Items from a figure collection:
[START]
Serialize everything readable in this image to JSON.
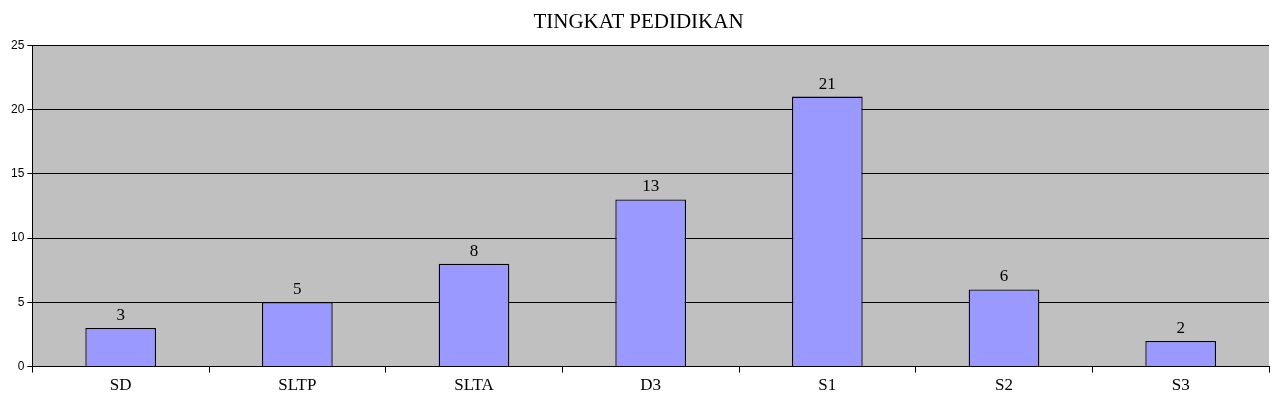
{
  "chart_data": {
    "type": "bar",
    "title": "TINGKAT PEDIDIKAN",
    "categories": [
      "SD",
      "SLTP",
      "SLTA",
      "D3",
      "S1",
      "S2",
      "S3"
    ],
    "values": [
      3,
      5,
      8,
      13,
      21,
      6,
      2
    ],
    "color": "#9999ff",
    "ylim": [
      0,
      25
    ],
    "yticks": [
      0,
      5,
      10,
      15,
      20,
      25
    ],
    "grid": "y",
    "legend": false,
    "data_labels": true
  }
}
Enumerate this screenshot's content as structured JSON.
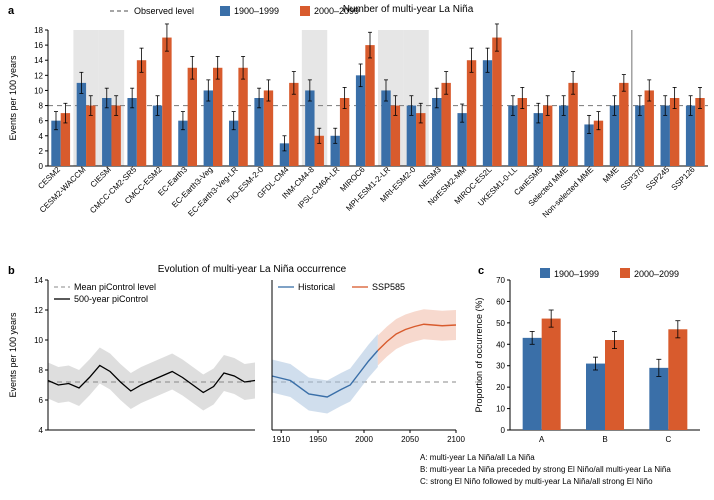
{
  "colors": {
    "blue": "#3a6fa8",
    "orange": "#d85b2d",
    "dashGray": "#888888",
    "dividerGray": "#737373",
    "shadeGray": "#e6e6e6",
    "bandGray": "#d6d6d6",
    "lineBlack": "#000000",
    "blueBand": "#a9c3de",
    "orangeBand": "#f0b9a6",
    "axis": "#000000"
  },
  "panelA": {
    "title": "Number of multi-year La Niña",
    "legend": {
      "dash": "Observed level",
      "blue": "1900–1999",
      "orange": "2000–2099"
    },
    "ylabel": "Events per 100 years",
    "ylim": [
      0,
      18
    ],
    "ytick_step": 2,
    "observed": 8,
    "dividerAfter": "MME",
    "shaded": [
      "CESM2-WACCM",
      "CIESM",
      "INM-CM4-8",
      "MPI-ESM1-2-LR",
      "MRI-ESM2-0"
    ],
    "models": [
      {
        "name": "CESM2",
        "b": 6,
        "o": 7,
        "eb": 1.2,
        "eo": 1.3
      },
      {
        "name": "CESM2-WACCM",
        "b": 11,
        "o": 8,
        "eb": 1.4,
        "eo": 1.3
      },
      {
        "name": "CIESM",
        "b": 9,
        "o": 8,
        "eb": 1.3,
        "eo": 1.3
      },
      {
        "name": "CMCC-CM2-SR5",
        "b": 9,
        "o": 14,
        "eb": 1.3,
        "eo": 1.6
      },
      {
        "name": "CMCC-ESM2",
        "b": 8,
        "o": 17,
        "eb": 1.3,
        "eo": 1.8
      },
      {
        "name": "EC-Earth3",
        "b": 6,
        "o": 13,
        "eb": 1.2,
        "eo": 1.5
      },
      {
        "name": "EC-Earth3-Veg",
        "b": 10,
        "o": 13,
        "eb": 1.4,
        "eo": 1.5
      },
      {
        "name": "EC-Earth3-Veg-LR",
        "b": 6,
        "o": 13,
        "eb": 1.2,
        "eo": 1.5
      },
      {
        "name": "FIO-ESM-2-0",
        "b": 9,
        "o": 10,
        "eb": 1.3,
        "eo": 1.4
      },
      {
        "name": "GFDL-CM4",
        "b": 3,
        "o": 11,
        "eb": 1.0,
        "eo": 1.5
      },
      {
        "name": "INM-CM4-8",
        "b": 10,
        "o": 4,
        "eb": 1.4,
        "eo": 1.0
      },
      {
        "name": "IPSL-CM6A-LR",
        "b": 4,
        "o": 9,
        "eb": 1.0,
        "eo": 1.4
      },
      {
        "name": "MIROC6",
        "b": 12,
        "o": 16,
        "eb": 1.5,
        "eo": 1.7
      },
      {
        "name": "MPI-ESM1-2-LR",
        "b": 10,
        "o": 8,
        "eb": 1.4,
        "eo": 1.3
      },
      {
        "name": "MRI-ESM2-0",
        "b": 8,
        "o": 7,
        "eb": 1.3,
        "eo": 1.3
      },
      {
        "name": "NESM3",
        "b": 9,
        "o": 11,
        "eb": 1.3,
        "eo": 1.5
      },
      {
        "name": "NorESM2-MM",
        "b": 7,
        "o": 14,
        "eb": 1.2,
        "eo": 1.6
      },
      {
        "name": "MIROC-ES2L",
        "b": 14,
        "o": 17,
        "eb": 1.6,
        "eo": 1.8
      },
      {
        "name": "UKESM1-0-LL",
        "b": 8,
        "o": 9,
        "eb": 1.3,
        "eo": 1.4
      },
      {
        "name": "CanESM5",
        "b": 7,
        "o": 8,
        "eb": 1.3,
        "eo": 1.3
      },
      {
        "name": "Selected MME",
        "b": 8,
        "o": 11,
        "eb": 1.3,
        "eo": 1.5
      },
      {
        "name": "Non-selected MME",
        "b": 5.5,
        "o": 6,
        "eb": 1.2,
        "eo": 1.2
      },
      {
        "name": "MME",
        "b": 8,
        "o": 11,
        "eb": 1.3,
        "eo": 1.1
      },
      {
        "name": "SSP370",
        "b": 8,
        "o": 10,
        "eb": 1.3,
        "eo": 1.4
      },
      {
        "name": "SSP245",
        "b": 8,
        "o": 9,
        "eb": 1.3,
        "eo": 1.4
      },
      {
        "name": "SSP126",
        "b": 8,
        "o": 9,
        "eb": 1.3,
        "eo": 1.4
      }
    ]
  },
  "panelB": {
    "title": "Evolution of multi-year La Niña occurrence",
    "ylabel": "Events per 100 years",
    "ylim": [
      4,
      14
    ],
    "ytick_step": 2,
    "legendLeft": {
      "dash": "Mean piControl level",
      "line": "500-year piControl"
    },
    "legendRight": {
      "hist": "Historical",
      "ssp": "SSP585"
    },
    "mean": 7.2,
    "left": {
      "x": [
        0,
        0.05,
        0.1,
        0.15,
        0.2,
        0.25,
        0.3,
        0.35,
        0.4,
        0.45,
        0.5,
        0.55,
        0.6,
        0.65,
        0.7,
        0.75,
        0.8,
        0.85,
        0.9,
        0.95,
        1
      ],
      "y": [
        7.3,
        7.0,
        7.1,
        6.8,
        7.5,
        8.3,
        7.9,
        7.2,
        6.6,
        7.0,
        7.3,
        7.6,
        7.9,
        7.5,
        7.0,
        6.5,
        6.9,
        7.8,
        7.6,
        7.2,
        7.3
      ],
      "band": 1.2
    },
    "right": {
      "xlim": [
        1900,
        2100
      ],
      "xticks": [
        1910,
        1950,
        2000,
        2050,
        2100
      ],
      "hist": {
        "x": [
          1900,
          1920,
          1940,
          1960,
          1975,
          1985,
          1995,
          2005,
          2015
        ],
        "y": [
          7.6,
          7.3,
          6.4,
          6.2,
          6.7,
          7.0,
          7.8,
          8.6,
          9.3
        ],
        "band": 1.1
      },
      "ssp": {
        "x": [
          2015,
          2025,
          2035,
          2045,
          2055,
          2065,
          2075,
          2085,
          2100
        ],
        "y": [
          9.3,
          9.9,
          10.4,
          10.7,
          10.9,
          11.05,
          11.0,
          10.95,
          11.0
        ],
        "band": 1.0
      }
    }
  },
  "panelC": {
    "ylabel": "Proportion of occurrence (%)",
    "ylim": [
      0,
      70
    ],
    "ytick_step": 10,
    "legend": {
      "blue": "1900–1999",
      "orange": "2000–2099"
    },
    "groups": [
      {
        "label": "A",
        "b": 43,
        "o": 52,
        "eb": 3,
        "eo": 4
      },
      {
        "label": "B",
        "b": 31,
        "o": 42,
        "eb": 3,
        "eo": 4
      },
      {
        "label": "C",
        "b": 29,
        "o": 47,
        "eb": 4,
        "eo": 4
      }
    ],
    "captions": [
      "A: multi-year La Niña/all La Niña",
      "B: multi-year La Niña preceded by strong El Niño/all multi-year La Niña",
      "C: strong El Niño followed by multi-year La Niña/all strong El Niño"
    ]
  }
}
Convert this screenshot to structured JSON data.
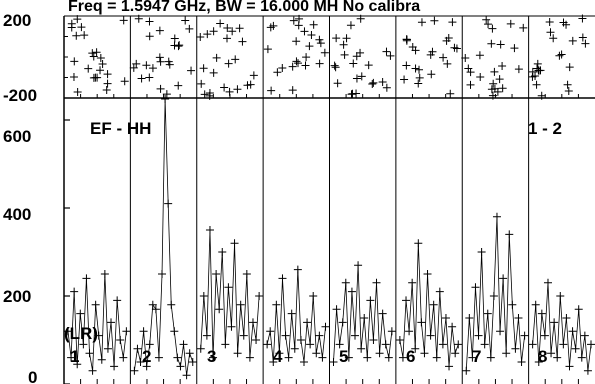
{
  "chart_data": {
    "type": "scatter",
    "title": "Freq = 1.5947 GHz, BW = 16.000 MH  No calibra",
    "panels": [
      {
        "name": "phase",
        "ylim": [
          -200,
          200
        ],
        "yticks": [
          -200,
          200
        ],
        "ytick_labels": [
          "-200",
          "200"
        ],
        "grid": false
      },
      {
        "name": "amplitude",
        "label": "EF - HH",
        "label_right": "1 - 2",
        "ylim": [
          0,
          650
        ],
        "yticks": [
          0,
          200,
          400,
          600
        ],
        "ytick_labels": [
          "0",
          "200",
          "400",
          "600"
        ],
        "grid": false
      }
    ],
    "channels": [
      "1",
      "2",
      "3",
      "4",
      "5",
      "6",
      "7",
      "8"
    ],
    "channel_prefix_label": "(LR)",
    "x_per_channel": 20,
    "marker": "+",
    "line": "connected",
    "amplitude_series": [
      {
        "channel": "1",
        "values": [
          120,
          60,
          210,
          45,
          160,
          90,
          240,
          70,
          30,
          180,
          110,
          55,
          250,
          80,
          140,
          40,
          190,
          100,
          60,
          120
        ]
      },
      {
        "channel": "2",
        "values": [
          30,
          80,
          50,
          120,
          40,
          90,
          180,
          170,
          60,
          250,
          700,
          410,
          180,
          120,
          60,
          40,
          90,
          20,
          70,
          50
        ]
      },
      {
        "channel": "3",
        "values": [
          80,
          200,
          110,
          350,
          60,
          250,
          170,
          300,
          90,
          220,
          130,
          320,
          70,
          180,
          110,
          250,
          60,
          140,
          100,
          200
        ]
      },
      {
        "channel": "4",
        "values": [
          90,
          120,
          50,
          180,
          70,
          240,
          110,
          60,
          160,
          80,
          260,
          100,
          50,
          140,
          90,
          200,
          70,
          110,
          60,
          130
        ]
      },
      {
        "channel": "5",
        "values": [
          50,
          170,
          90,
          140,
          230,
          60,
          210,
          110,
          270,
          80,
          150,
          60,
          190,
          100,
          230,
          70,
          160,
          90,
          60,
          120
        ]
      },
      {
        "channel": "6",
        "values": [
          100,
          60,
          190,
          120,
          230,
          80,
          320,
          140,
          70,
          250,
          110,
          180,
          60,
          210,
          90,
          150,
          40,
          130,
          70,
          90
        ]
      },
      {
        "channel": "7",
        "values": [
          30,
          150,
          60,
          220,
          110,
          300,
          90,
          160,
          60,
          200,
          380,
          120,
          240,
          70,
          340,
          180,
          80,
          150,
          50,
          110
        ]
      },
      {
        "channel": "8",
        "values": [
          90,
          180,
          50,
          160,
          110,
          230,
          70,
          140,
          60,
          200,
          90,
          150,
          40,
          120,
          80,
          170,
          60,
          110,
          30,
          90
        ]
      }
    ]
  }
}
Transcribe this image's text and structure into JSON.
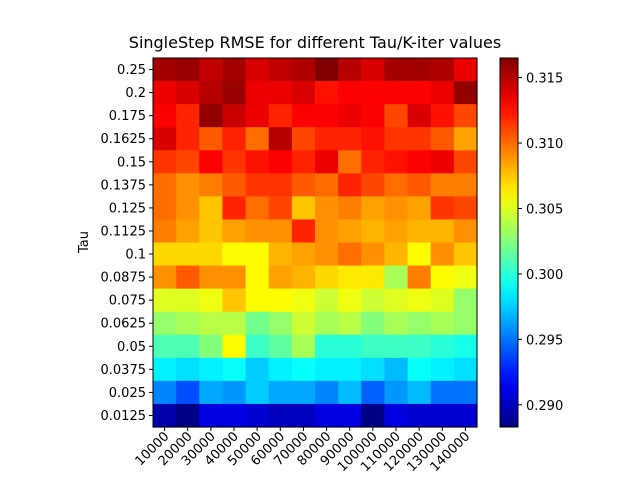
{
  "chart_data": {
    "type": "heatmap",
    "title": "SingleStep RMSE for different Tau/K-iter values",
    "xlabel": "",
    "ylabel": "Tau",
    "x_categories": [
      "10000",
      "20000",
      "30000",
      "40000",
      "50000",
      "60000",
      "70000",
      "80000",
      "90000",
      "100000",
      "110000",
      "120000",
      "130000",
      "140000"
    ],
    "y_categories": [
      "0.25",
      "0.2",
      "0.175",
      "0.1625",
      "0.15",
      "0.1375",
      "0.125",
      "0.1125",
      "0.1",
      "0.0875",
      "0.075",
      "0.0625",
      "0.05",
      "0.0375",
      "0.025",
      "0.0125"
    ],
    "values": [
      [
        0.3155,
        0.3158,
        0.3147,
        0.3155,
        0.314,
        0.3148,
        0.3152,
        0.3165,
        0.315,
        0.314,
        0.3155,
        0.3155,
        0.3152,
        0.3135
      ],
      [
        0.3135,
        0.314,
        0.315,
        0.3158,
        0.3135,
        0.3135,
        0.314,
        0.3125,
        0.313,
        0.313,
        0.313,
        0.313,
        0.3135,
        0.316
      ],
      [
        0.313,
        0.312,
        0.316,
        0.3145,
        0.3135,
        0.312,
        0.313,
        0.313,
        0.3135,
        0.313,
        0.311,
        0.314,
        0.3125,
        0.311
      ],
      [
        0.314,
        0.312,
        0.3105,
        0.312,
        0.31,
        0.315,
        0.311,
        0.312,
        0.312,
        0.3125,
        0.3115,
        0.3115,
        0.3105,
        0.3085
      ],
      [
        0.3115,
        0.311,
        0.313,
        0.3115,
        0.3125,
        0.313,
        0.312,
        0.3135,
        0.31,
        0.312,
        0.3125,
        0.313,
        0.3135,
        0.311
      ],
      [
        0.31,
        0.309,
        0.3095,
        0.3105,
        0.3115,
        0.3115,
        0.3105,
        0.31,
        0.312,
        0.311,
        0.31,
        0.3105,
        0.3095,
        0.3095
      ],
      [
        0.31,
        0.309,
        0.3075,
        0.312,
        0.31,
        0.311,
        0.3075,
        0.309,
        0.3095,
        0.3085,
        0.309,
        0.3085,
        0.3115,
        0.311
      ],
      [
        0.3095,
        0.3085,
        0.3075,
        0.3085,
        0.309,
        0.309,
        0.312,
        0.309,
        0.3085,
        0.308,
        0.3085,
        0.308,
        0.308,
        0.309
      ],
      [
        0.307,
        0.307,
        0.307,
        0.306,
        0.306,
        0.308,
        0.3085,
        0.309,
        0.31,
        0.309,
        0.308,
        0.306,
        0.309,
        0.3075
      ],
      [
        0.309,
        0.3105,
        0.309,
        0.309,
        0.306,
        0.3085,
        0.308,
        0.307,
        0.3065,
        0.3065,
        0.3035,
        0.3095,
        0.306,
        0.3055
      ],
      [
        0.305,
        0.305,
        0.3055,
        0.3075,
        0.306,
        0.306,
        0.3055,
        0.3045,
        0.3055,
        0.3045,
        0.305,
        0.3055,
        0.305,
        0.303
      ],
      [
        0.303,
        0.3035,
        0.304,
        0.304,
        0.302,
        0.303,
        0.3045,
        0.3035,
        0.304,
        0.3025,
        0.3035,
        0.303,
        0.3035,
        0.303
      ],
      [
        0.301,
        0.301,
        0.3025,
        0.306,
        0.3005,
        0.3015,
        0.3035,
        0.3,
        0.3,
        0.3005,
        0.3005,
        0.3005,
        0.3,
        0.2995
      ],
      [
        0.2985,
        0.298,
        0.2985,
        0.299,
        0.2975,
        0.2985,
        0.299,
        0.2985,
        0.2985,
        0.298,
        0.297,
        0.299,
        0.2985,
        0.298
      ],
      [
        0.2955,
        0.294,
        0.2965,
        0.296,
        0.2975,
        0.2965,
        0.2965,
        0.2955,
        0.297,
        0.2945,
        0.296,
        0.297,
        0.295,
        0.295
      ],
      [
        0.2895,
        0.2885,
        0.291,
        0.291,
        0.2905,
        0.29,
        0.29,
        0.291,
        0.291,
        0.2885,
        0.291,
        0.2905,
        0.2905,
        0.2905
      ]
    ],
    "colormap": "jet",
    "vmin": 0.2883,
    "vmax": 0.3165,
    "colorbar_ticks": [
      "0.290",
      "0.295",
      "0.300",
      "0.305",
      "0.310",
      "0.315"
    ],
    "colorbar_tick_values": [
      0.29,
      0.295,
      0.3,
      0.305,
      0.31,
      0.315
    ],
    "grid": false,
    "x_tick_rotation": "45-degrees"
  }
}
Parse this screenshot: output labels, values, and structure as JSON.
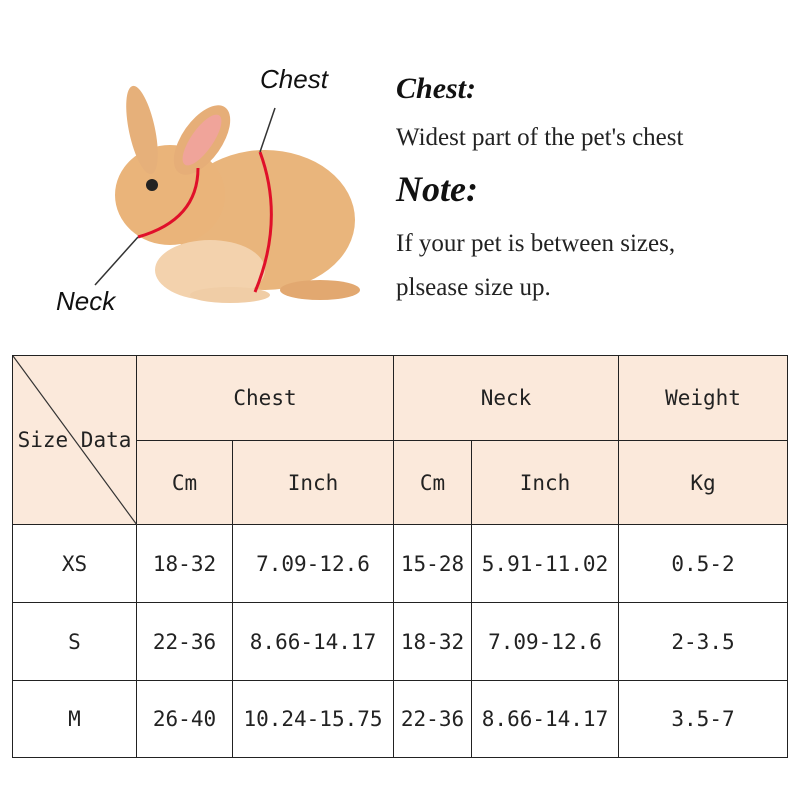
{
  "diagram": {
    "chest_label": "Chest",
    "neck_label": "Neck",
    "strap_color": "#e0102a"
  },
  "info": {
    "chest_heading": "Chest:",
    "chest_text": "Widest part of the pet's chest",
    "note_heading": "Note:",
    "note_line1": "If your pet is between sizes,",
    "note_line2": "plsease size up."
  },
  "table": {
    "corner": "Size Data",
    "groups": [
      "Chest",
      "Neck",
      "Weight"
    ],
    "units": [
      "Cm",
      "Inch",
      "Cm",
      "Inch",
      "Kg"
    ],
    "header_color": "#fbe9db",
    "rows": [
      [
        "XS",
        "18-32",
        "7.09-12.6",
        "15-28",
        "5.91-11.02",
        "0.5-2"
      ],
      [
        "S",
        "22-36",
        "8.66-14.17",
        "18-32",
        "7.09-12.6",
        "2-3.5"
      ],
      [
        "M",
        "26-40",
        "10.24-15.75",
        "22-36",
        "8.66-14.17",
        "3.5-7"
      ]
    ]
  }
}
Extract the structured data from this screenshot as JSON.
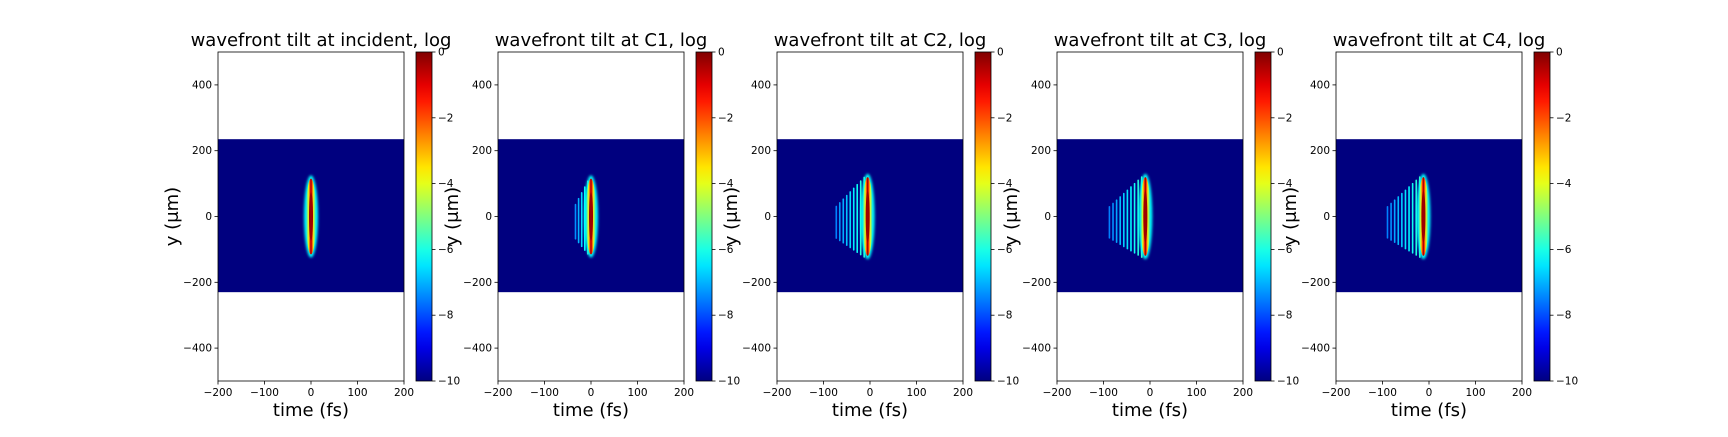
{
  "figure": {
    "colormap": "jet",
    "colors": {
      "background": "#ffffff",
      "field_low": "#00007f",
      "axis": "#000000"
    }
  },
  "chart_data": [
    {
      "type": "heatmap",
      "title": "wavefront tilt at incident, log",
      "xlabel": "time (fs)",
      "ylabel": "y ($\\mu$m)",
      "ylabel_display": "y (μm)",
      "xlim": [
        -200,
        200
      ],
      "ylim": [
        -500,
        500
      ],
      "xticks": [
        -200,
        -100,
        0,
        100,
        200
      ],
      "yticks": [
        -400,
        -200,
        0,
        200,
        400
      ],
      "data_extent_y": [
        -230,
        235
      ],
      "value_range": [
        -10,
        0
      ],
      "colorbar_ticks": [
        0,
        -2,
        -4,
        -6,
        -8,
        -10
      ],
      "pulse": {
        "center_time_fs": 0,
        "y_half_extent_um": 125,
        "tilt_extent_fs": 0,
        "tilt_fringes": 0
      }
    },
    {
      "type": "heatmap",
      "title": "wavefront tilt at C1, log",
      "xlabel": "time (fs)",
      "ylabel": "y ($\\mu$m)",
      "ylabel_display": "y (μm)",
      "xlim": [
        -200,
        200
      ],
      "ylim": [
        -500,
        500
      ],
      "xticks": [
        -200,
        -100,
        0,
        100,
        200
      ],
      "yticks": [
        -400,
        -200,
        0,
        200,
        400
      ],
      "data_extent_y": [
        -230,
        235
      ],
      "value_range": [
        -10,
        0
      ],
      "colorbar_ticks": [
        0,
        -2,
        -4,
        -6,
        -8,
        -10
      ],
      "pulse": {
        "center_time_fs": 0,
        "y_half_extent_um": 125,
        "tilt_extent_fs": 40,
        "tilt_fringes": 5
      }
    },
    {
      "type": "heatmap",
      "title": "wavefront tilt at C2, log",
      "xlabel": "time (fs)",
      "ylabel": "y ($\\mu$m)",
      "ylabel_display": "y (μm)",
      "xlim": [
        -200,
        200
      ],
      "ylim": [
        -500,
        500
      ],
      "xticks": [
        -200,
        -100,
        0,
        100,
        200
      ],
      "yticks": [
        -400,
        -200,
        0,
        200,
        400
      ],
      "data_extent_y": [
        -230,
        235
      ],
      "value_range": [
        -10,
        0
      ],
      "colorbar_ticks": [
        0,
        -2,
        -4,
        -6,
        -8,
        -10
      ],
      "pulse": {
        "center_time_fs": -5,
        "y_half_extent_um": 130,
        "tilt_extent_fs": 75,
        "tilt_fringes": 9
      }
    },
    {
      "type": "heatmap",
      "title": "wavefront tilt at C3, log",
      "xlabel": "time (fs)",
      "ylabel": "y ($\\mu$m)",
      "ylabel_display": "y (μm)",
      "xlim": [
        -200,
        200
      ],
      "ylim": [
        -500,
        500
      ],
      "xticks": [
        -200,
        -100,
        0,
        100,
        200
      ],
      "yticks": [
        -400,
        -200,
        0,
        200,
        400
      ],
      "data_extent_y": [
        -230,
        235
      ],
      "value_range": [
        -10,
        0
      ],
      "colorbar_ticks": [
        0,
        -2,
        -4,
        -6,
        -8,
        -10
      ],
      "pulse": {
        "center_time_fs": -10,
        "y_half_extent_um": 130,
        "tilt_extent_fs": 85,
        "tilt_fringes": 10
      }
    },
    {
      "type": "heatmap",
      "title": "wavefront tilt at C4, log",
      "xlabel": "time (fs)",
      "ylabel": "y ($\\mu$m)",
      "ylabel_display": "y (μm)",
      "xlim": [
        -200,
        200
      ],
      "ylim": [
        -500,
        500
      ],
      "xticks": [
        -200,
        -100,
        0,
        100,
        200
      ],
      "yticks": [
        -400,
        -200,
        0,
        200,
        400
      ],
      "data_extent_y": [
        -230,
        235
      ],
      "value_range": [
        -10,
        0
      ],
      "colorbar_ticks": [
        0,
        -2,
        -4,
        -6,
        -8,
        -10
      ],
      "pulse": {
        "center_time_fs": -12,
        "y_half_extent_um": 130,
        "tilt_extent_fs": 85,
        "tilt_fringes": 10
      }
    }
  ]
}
[END]
Request → Copy each line holding the word "level" from the listing above.

Final answer →
      "dash": "Observed level",
      "dash": "Mean piControl level",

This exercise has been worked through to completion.